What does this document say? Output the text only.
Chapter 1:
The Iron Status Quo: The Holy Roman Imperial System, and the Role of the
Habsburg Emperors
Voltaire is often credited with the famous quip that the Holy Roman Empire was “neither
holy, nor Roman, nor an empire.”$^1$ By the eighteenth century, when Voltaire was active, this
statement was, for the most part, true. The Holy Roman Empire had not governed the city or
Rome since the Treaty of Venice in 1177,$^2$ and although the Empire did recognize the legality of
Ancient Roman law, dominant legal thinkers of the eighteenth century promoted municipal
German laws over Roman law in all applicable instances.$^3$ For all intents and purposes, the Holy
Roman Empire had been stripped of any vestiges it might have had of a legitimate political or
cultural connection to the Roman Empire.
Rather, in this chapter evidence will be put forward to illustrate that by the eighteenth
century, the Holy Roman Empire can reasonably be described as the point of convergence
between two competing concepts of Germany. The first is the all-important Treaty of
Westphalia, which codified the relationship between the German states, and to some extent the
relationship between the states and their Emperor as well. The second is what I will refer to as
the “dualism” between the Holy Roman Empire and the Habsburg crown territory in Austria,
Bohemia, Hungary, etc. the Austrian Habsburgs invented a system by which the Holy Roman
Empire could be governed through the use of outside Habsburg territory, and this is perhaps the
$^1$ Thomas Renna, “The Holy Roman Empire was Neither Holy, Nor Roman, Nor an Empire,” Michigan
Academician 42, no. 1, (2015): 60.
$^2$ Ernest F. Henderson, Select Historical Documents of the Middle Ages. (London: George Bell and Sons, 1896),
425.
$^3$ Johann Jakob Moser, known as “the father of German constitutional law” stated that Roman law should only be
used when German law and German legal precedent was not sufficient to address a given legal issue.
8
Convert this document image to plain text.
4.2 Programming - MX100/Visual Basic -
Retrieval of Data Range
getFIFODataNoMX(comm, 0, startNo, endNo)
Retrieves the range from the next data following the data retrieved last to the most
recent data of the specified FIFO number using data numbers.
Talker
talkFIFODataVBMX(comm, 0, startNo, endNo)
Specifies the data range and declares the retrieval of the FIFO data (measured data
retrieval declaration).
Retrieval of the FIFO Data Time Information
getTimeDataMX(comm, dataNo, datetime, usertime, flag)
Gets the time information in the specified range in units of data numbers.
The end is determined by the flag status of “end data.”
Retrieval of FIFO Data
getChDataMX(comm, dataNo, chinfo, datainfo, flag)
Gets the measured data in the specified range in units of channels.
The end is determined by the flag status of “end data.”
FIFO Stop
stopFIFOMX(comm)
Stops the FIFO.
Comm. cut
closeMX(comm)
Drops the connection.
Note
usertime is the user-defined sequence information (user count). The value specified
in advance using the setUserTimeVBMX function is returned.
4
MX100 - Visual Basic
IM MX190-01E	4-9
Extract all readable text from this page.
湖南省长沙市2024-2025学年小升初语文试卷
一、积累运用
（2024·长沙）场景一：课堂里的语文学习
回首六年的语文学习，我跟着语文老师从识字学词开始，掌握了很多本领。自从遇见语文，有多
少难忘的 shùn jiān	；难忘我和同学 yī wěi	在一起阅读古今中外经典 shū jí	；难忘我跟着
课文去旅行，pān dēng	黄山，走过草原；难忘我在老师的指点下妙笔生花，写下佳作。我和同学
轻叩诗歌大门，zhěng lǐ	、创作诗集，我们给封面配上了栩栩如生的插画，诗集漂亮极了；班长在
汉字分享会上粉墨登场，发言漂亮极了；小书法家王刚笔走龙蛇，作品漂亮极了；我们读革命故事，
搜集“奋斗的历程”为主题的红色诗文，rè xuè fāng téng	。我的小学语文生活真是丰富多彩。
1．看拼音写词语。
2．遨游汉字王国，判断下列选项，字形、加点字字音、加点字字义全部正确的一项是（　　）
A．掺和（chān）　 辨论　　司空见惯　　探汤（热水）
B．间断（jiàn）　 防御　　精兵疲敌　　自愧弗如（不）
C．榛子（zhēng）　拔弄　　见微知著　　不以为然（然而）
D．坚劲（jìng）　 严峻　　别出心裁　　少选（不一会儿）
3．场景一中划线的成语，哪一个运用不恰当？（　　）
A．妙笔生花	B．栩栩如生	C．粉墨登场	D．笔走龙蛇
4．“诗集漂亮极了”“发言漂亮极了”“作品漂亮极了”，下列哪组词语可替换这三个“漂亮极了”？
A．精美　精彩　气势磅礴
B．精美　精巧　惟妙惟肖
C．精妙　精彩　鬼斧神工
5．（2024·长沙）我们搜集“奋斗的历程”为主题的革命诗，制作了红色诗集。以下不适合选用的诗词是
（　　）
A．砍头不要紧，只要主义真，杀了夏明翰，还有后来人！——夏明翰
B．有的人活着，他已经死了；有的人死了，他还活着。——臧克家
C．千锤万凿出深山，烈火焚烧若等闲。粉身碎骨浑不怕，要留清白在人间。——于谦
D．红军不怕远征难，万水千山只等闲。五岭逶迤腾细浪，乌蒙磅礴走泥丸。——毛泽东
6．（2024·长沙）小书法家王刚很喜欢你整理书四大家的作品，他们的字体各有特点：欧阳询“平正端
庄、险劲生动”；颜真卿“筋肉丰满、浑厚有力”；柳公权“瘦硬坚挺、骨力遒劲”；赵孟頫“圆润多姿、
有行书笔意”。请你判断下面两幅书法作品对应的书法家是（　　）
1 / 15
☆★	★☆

----

JOB: Transcribe all lines as written.

THE SOLUTION:
What does this document say? Output the text only.
Chapter 1:
The Iron Status Quo: The Holy Roman Imperial System, and the Role of the
Habsburg Emperors
Voltaire is often credited with the famous quip that the Holy Roman Empire was “neither
holy, nor Roman, nor an empire.”$^1$ By the eighteenth century, when Voltaire was active, this
statement was, for the most part, true. The Holy Roman Empire had not governed the city or
Rome since the Treaty of Venice in 1177,$^2$ and although the Empire did recognize the legality of
Ancient Roman law, dominant legal thinkers of the eighteenth century promoted municipal
German laws over Roman law in all applicable instances.$^3$ For all intents and purposes, the Holy
Roman Empire had been stripped of any vestiges it might have had of a legitimate political or
cultural connection to the Roman Empire.
Rather, in this chapter evidence will be put forward to illustrate that by the eighteenth
century, the Holy Roman Empire can reasonably be described as the point of convergence
between two competing concepts of Germany. The first is the all-important Treaty of
Westphalia, which codified the relationship between the German states, and to some extent the
relationship between the states and their Emperor as well. The second is what I will refer to as
the “dualism” between the Holy Roman Empire and the Habsburg crown territory in Austria,
Bohemia, Hungary, etc. the Austrian Habsburgs invented a system by which the Holy Roman
Empire could be governed through the use of outside Habsburg territory, and this is perhaps the
$^1$ Thomas Renna, “The Holy Roman Empire was Neither Holy, Nor Roman, Nor an Empire,” Michigan
Academician 42, no. 1, (2015): 60.
$^2$ Ernest F. Henderson, Select Historical Documents of the Middle Ages. (London: George Bell and Sons, 1896),
425.
$^3$ Johann Jakob Moser, known as “the father of German constitutional law” stated that Roman law should only be
used when German law and German legal precedent was not sufficient to address a given legal issue.
8
Convert this document image to plain text.
4.2 Programming - MX100/Visual Basic -
Retrieval of Data Range
getFIFODataNoMX(comm, 0, startNo, endNo)
Retrieves the range from the next data following the data retrieved last to the most
recent data of the specified FIFO number using data numbers.
Talker
talkFIFODataVBMX(comm, 0, startNo, endNo)
Specifies the data range and declares the retrieval of the FIFO data (measured data
retrieval declaration).
Retrieval of the FIFO Data Time Information
getTimeDataMX(comm, dataNo, datetime, usertime, flag)
Gets the time information in the specified range in units of data numbers.
The end is determined by the flag status of “end data.”
Retrieval of FIFO Data
getChDataMX(comm, dataNo, chinfo, datainfo, flag)
Gets the measured data in the specified range in units of channels.
The end is determined by the flag status of “end data.”
FIFO Stop
stopFIFOMX(comm)
Stops the FIFO.
Comm. cut
closeMX(comm)
Drops the connection.
Note
usertime is the user-defined sequence information (user count). The value specified
in advance using the setUserTimeVBMX function is returned.
4
MX100 - Visual Basic
IM MX190-01E	4-9
Extract all readable text from this page.
湖南省长沙市2024-2025学年小升初语文试卷
一、积累运用
（2024·长沙）场景一：课堂里的语文学习
回首六年的语文学习，我跟着语文老师从识字学词开始，掌握了很多本领。自从遇见语文，有多
少难忘的 shùn jiān	；难忘我和同学 yī wěi	在一起阅读古今中外经典 shū jí	；难忘我跟着
课文去旅行，pān dēng	黄山，走过草原；难忘我在老师的指点下妙笔生花，写下佳作。我和同学
轻叩诗歌大门，zhěng lǐ	、创作诗集，我们给封面配上了栩栩如生的插画，诗集漂亮极了；班长在
汉字分享会上粉墨登场，发言漂亮极了；小书法家王刚笔走龙蛇，作品漂亮极了；我们读革命故事，
搜集“奋斗的历程”为主题的红色诗文，rè xuè fāng téng	。我的小学语文生活真是丰富多彩。
1．看拼音写词语。
2．遨游汉字王国，判断下列选项，字形、加点字字音、加点字字义全部正确的一项是（　　）
A．掺和（chān）　 辨论　　司空见惯　　探汤（热水）
B．间断（jiàn）　 防御　　精兵疲敌　　自愧弗如（不）
C．榛子（zhēng）　拔弄　　见微知著　　不以为然（然而）
D．坚劲（jìng）　 严峻　　别出心裁　　少选（不一会儿）
3．场景一中划线的成语，哪一个运用不恰当？（　　）
A．妙笔生花	B．栩栩如生	C．粉墨登场	D．笔走龙蛇
4．“诗集漂亮极了”“发言漂亮极了”“作品漂亮极了”，下列哪组词语可替换这三个“漂亮极了”？
A．精美　精彩　气势磅礴
B．精美　精巧　惟妙惟肖
C．精妙　精彩　鬼斧神工
5．（2024·长沙）我们搜集“奋斗的历程”为主题的革命诗，制作了红色诗集。以下不适合选用的诗词是
（　　）
A．砍头不要紧，只要主义真，杀了夏明翰，还有后来人！——夏明翰
B．有的人活着，他已经死了；有的人死了，他还活着。——臧克家
C．千锤万凿出深山，烈火焚烧若等闲。粉身碎骨浑不怕，要留清白在人间。——于谦
D．红军不怕远征难，万水千山只等闲。五岭逶迤腾细浪，乌蒙磅礴走泥丸。——毛泽东
6．（2024·长沙）小书法家王刚很喜欢你整理书四大家的作品，他们的字体各有特点：欧阳询“平正端
庄、险劲生动”；颜真卿“筋肉丰满、浑厚有力”；柳公权“瘦硬坚挺、骨力遒劲”；赵孟頫“圆润多姿、
有行书笔意”。请你判断下面两幅书法作品对应的书法家是（　　）
1 / 15
☆★	★☆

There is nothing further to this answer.